An exact copy of every record below is needed, with the pictures left out.

*GIVEN ENTRIES*:

....................

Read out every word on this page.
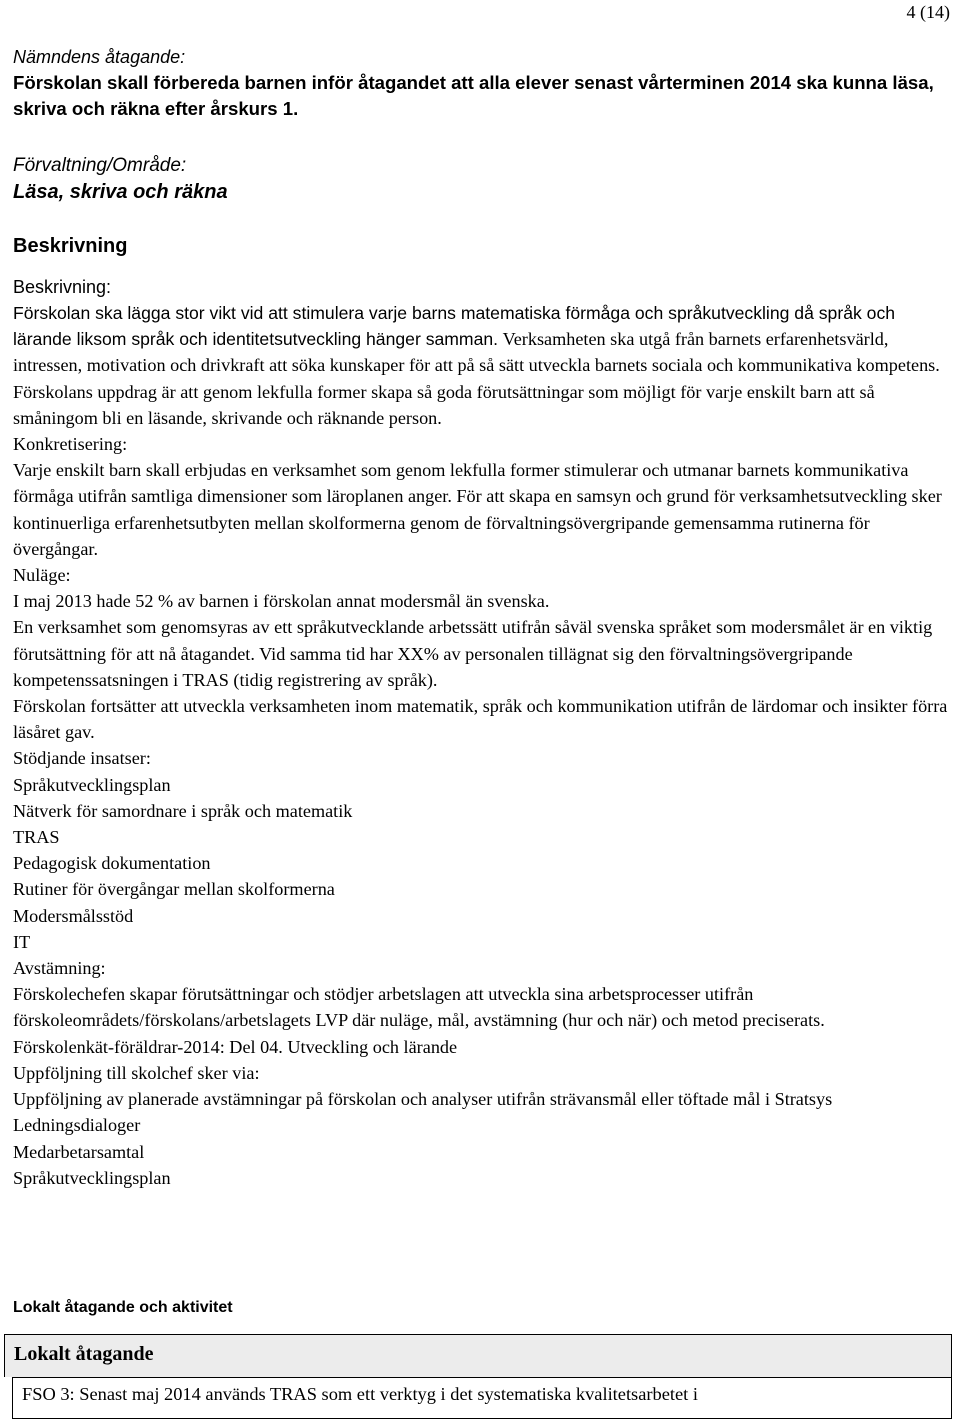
4 (14)
Nämndens åtagande:
Förskolan skall förbereda barnen inför åtagandet att alla elever senast vårterminen 2014 ska kunna läsa, skriva och räkna efter årskurs 1.
Förvaltning/Område:
Läsa, skriva och räkna
Beskrivning
Beskrivning:

Förskolan ska lägga stor vikt vid att stimulera varje barns matematiska förmåga och språkutveckling då språk och lärande liksom språk och identitetsutveckling hänger samman. Verksamheten ska utgå från barnets erfarenhetsvärld, intressen, motivation och drivkraft att söka kunskaper för att på så sätt utveckla barnets sociala och kommunikativa kompetens. Förskolans uppdrag är att genom lekfulla former skapa så goda förutsättningar som möjligt för varje enskilt barn att så småningom bli en läsande, skrivande och räknande person.

Konkretisering:

Varje enskilt barn skall erbjudas en verksamhet som genom lekfulla former stimulerar och utmanar barnets kommunikativa förmåga utifrån samtliga dimensioner som läroplanen anger. För att skapa en samsyn och grund för verksamhetsutveckling sker kontinuerliga erfarenhetsutbyten mellan skolformerna genom de förvaltningsövergripande gemensamma rutinerna för övergångar.

Nuläge:

I maj 2013 hade 52 % av barnen i förskolan annat modersmål än svenska.

En verksamhet som genomsyras av ett språkutvecklande arbetssätt utifrån såväl svenska språket som modersmålet är en viktig förutsättning för att nå åtagandet. Vid samma tid har XX% av personalen tillägnat sig den förvaltningsövergripande kompetenssatsningen i TRAS (tidig registrering av språk).

Förskolan fortsätter att utveckla verksamheten inom matematik, språk och kommunikation utifrån de lärdomar och insikter förra läsåret gav.

Stödjande insatser:

Språkutvecklingsplan

Nätverk för samordnare i språk och matematik

TRAS

Pedagogisk dokumentation

Rutiner för övergångar mellan skolformerna

Modersmålsstöd

IT

Avstämning:

Förskolechefen skapar förutsättningar och stödjer arbetslagen att utveckla sina arbetsprocesser utifrån förskoleområdets/förskolans/arbetslagets LVP där nuläge, mål, avstämning (hur och när) och metod preciserats.

Förskolenkät-föräldrar-2014: Del 04. Utveckling och lärande

Uppföljning till skolchef sker via:

Uppföljning av planerade avstämningar på förskolan och analyser utifrån strävansmål eller töftade mål i Stratsys

Ledningsdialoger

Medarbetarsamtal

Språkutvecklingsplan

Lokalt åtagande och aktivitet
Lokalt åtagande
FSO 3: Senast maj 2014 används TRAS som ett verktyg i det systematiska kvalitetsarbetet i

....................

*ANSWER TO THIS EXERCISE*:
Read out every word on this page.
4 (14)
Nämndens åtagande:
Förskolan skall förbereda barnen inför åtagandet att alla elever senast vårterminen 2014 ska kunna läsa, skriva och räkna efter årskurs 1.
Förvaltning/Område:
Läsa, skriva och räkna
Beskrivning
Beskrivning:

Förskolan ska lägga stor vikt vid att stimulera varje barns matematiska förmåga och språkutveckling då språk och lärande liksom språk och identitetsutveckling hänger samman. Verksamheten ska utgå från barnets erfarenhetsvärld, intressen, motivation och drivkraft att söka kunskaper för att på så sätt utveckla barnets sociala och kommunikativa kompetens. Förskolans uppdrag är att genom lekfulla former skapa så goda förutsättningar som möjligt för varje enskilt barn att så småningom bli en läsande, skrivande och räknande person.

Konkretisering:

Varje enskilt barn skall erbjudas en verksamhet som genom lekfulla former stimulerar och utmanar barnets kommunikativa förmåga utifrån samtliga dimensioner som läroplanen anger. För att skapa en samsyn och grund för verksamhetsutveckling sker kontinuerliga erfarenhetsutbyten mellan skolformerna genom de förvaltningsövergripande gemensamma rutinerna för övergångar.

Nuläge:

I maj 2013 hade 52 % av barnen i förskolan annat modersmål än svenska.

En verksamhet som genomsyras av ett språkutvecklande arbetssätt utifrån såväl svenska språket som modersmålet är en viktig förutsättning för att nå åtagandet. Vid samma tid har XX% av personalen tillägnat sig den förvaltningsövergripande kompetenssatsningen i TRAS (tidig registrering av språk).

Förskolan fortsätter att utveckla verksamheten inom matematik, språk och kommunikation utifrån de lärdomar och insikter förra läsåret gav.

Stödjande insatser:

Språkutvecklingsplan

Nätverk för samordnare i språk och matematik

TRAS

Pedagogisk dokumentation

Rutiner för övergångar mellan skolformerna

Modersmålsstöd

IT

Avstämning:

Förskolechefen skapar förutsättningar och stödjer arbetslagen att utveckla sina arbetsprocesser utifrån förskoleområdets/förskolans/arbetslagets LVP där nuläge, mål, avstämning (hur och när) och metod preciserats.

Förskolenkät-föräldrar-2014: Del 04. Utveckling och lärande

Uppföljning till skolchef sker via:

Uppföljning av planerade avstämningar på förskolan och analyser utifrån strävansmål eller töftade mål i Stratsys

Ledningsdialoger

Medarbetarsamtal

Språkutvecklingsplan

Lokalt åtagande och aktivitet
Lokalt åtagande
FSO 3: Senast maj 2014 används TRAS som ett verktyg i det systematiska kvalitetsarbetet i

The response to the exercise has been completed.